begin

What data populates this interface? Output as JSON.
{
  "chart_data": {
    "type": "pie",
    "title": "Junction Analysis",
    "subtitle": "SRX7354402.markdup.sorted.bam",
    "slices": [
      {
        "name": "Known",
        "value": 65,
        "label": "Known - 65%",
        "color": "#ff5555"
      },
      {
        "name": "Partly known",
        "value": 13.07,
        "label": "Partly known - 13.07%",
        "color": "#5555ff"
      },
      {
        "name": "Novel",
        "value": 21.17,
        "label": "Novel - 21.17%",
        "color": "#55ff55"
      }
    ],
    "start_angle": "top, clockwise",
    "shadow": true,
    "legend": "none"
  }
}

end

_YOUR INSTRUCTIONS_
Copy all the records above exactly, missing none.

_ANSWER FOR THE TASK_
What data populates this interface? Output as JSON.
{
  "chart_data": {
    "type": "pie",
    "title": "Junction Analysis",
    "subtitle": "SRX7354402.markdup.sorted.bam",
    "slices": [
      {
        "name": "Known",
        "value": 65,
        "label": "Known - 65%",
        "color": "#ff5555"
      },
      {
        "name": "Partly known",
        "value": 13.07,
        "label": "Partly known - 13.07%",
        "color": "#5555ff"
      },
      {
        "name": "Novel",
        "value": 21.17,
        "label": "Novel - 21.17%",
        "color": "#55ff55"
      }
    ],
    "start_angle": "top, clockwise",
    "shadow": true,
    "legend": "none"
  }
}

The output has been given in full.